## Work required
The data below should be printed in full, exactly, and without any of its images.

── Dataset entries ──

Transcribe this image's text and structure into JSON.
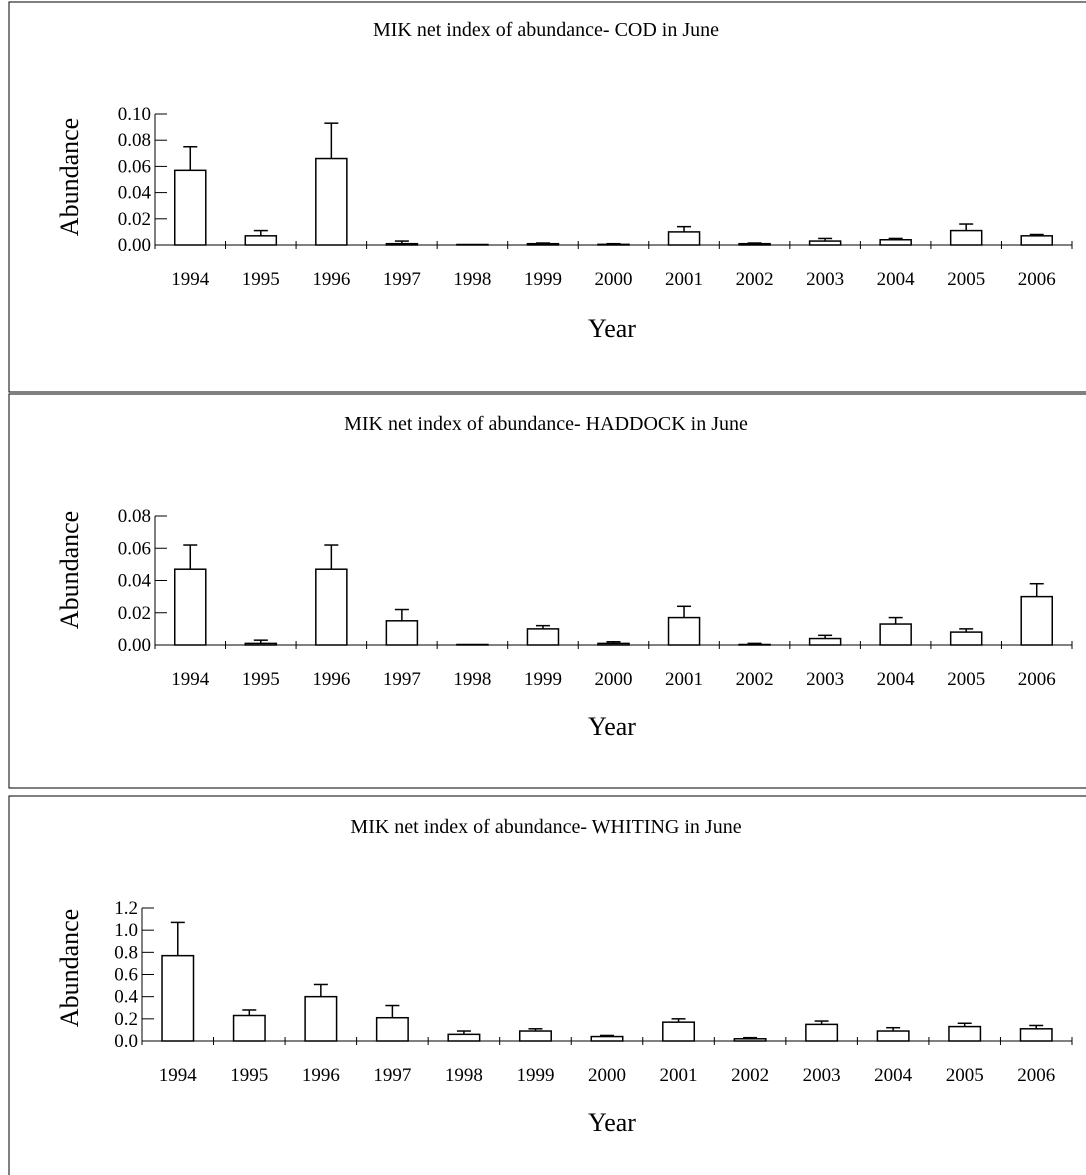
{
  "chart_data": [
    {
      "type": "bar",
      "title": "MIK net index of abundance- COD in June",
      "xlabel": "Year",
      "ylabel": "Abundance",
      "categories": [
        "1994",
        "1995",
        "1996",
        "1997",
        "1998",
        "1999",
        "2000",
        "2001",
        "2002",
        "2003",
        "2004",
        "2005",
        "2006"
      ],
      "values": [
        0.057,
        0.007,
        0.066,
        0.001,
        0.0,
        0.001,
        0.0005,
        0.01,
        0.001,
        0.003,
        0.004,
        0.011,
        0.007
      ],
      "errors": [
        0.018,
        0.004,
        0.027,
        0.002,
        0.0,
        0.0005,
        0.0005,
        0.004,
        0.0005,
        0.002,
        0.001,
        0.005,
        0.001
      ],
      "ylim": [
        0,
        0.1
      ],
      "yticks": [
        "0.00",
        "0.02",
        "0.04",
        "0.06",
        "0.08",
        "0.10"
      ]
    },
    {
      "type": "bar",
      "title": "MIK net index of abundance- HADDOCK in June",
      "xlabel": "Year",
      "ylabel": "Abundance",
      "categories": [
        "1994",
        "1995",
        "1996",
        "1997",
        "1998",
        "1999",
        "2000",
        "2001",
        "2002",
        "2003",
        "2004",
        "2005",
        "2006"
      ],
      "values": [
        0.047,
        0.001,
        0.047,
        0.015,
        0.0,
        0.01,
        0.001,
        0.017,
        0.0,
        0.004,
        0.013,
        0.008,
        0.03
      ],
      "errors": [
        0.015,
        0.002,
        0.015,
        0.007,
        0.0,
        0.002,
        0.001,
        0.007,
        0.001,
        0.002,
        0.004,
        0.002,
        0.008
      ],
      "ylim": [
        0,
        0.08
      ],
      "yticks": [
        "0.00",
        "0.02",
        "0.04",
        "0.06",
        "0.08"
      ]
    },
    {
      "type": "bar",
      "title": "MIK net index of abundance- WHITING in June",
      "xlabel": "Year",
      "ylabel": "Abundance",
      "categories": [
        "1994",
        "1995",
        "1996",
        "1997",
        "1998",
        "1999",
        "2000",
        "2001",
        "2002",
        "2003",
        "2004",
        "2005",
        "2006"
      ],
      "values": [
        0.77,
        0.23,
        0.4,
        0.21,
        0.06,
        0.09,
        0.04,
        0.17,
        0.02,
        0.15,
        0.09,
        0.13,
        0.11
      ],
      "errors": [
        0.3,
        0.05,
        0.11,
        0.11,
        0.03,
        0.02,
        0.01,
        0.03,
        0.01,
        0.03,
        0.03,
        0.03,
        0.03
      ],
      "ylim": [
        0,
        1.2
      ],
      "yticks": [
        "0.0",
        "0.2",
        "0.4",
        "0.6",
        "0.8",
        "1.0",
        "1.2"
      ]
    }
  ]
}
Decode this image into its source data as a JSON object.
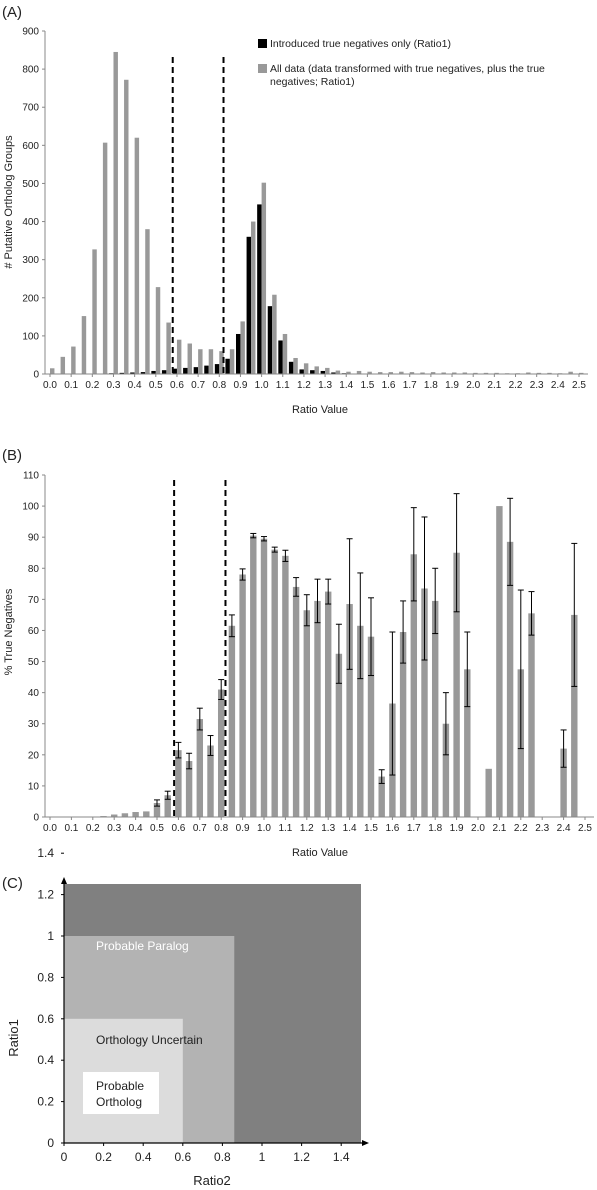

───

## Solution
Transcribe this image's text and structure into JSON.
{
  "chart_data": [
    {
      "type": "bar",
      "title": "MIK net index of abundance- COD in June",
      "xlabel": "Year",
      "ylabel": "Abundance",
      "categories": [
        "1994",
        "1995",
        "1996",
        "1997",
        "1998",
        "1999",
        "2000",
        "2001",
        "2002",
        "2003",
        "2004",
        "2005",
        "2006"
      ],
      "values": [
        0.057,
        0.007,
        0.066,
        0.001,
        0.0,
        0.001,
        0.0005,
        0.01,
        0.001,
        0.003,
        0.004,
        0.011,
        0.007
      ],
      "errors": [
        0.018,
        0.004,
        0.027,
        0.002,
        0.0,
        0.0005,
        0.0005,
        0.004,
        0.0005,
        0.002,
        0.001,
        0.005,
        0.001
      ],
      "ylim": [
        0,
        0.1
      ],
      "yticks": [
        "0.00",
        "0.02",
        "0.04",
        "0.06",
        "0.08",
        "0.10"
      ]
    },
    {
      "type": "bar",
      "title": "MIK net index of abundance- HADDOCK in June",
      "xlabel": "Year",
      "ylabel": "Abundance",
      "categories": [
        "1994",
        "1995",
        "1996",
        "1997",
        "1998",
        "1999",
        "2000",
        "2001",
        "2002",
        "2003",
        "2004",
        "2005",
        "2006"
      ],
      "values": [
        0.047,
        0.001,
        0.047,
        0.015,
        0.0,
        0.01,
        0.001,
        0.017,
        0.0,
        0.004,
        0.013,
        0.008,
        0.03
      ],
      "errors": [
        0.015,
        0.002,
        0.015,
        0.007,
        0.0,
        0.002,
        0.001,
        0.007,
        0.001,
        0.002,
        0.004,
        0.002,
        0.008
      ],
      "ylim": [
        0,
        0.08
      ],
      "yticks": [
        "0.00",
        "0.02",
        "0.04",
        "0.06",
        "0.08"
      ]
    },
    {
      "type": "bar",
      "title": "MIK net index of abundance- WHITING in June",
      "xlabel": "Year",
      "ylabel": "Abundance",
      "categories": [
        "1994",
        "1995",
        "1996",
        "1997",
        "1998",
        "1999",
        "2000",
        "2001",
        "2002",
        "2003",
        "2004",
        "2005",
        "2006"
      ],
      "values": [
        0.77,
        0.23,
        0.4,
        0.21,
        0.06,
        0.09,
        0.04,
        0.17,
        0.02,
        0.15,
        0.09,
        0.13,
        0.11
      ],
      "errors": [
        0.3,
        0.05,
        0.11,
        0.11,
        0.03,
        0.02,
        0.01,
        0.03,
        0.01,
        0.03,
        0.03,
        0.03,
        0.03
      ],
      "ylim": [
        0,
        1.2
      ],
      "yticks": [
        "0.0",
        "0.2",
        "0.4",
        "0.6",
        "0.8",
        "1.0",
        "1.2"
      ]
    }
  ]
}
Decode this image into its source data as a JSON object.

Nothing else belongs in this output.